> [Passage to read]:
= = = = =

Institution: Centrum voor Plantenfysiologisch Onderzoek Centraal Instituut voor Voedingsonderzoek TNO
Source:Plant Cell, 3, 11, 459-469
Identifier: 234967
doi: doi:10.1105/tpc.11.3.459
Keywords: Nutrition · Endoplasmic reticulum · Protein expression · Alpha-Amylase · Arabidopsis Proteins · Carrier Proteins · Endoplasmic Reticulum · HSP70 Heat-Shock Proteins · Oligonucleotides, Antisense · Plant Proteins · Plants, Toxic · Protein Folding · RNA, Messenger · RNA, Plant · Tobacco · Tunicamycin


To study the role of the lumenal binding protein (BiP) in the transport and secretion of proteins, we have produced plants with altered BiP levels. Transgenic plants overexpressing BiP showed dramatically increased BiP mRNA levels but only a modest increase in BiP protein levels. The presence of degradation products in BiP overproducers suggests a regulatory mechanism that increases protein turnover when BiP is abundant. Antisense inhibition of BiP synthesis was not successful, demonstrating that even a minor reduction in the basal BiP level is deleterious to cell viability. Overexpression of BiP leads to downregulation of the basal transcript levels of endogenous BiP genes and greatly reduces the unfolded protein response. The data confirm that BiP transcription is regulated via a feedback mechanism that involves monitoring of BiP protein levels. To test BiP activity in vivo, we designed a functional assay, using the secretory protein α-amylase and a cytosolic enzyme as a control for cell viability. During tunicamycin treatment, an overall reduction of α-amylase synthesis was observed when compared with the cytosolic marker. We show that the tunicamycin effect is due to the depletion of BiP in the endoplasmic reticulum because coexpressed BiP alone is able to restore efficient α-amylase synthesis. This is a novel assay to monitor BiP activity in promoting secretory protein synthesis in vivo.

= = = = =

> [Provided information]:
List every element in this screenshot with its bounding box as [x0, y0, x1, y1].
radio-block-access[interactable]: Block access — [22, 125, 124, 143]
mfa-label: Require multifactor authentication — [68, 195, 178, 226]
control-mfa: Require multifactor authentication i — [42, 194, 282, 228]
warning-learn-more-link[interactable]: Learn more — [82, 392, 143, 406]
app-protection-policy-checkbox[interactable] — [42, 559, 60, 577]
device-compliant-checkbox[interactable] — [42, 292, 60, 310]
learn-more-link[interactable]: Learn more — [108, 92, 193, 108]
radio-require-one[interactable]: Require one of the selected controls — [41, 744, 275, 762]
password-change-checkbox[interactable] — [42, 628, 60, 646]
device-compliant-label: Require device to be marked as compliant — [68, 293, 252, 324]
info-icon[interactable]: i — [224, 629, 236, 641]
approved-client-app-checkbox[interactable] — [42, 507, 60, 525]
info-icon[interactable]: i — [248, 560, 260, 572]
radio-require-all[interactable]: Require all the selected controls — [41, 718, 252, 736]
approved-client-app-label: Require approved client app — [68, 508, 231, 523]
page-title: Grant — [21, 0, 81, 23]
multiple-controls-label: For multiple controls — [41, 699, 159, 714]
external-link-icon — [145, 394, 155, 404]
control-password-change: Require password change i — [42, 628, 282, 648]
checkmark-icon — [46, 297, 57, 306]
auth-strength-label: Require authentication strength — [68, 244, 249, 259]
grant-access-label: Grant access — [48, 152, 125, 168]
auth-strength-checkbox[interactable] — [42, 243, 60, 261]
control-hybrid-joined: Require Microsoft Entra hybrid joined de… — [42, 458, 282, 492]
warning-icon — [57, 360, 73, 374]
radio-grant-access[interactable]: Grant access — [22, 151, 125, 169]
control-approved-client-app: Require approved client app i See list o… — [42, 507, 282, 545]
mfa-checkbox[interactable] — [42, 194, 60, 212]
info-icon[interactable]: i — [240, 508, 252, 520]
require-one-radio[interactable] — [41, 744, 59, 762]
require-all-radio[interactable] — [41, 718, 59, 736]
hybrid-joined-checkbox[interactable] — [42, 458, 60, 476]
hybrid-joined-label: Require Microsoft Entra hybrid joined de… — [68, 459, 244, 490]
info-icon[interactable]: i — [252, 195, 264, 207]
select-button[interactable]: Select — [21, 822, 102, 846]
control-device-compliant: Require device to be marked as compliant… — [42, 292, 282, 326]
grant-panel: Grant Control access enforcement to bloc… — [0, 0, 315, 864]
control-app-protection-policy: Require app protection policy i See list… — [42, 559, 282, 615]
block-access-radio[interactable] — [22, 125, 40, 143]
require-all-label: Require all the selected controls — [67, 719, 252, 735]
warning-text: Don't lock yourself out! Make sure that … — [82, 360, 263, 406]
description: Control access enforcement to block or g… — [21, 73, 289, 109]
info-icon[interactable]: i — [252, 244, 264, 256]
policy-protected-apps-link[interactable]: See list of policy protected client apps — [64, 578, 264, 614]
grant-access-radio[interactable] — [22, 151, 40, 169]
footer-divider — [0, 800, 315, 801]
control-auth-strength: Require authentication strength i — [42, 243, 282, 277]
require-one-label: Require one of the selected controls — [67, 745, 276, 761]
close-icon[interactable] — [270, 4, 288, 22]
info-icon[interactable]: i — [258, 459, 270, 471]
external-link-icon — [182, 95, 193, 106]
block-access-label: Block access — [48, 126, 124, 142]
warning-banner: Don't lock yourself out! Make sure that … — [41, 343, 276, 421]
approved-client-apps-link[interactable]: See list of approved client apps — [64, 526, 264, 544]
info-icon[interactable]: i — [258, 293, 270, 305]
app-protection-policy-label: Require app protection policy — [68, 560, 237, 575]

= = = = =

> [Exercise prompt]: In one to three sentences, explain why the BiP abstract attributes the reduced α-amylase synthesis during tunicamycin treatment to the depletion of BiP in the endoplasmic reticulum. The listing comes from a separate source.

> [Response area]: Coexpressed BiP on its own is able to restore efficient α-amylase synthesis. This shows that the tunicamycin effect comes from BiP being depleted in the endoplasmic reticulum.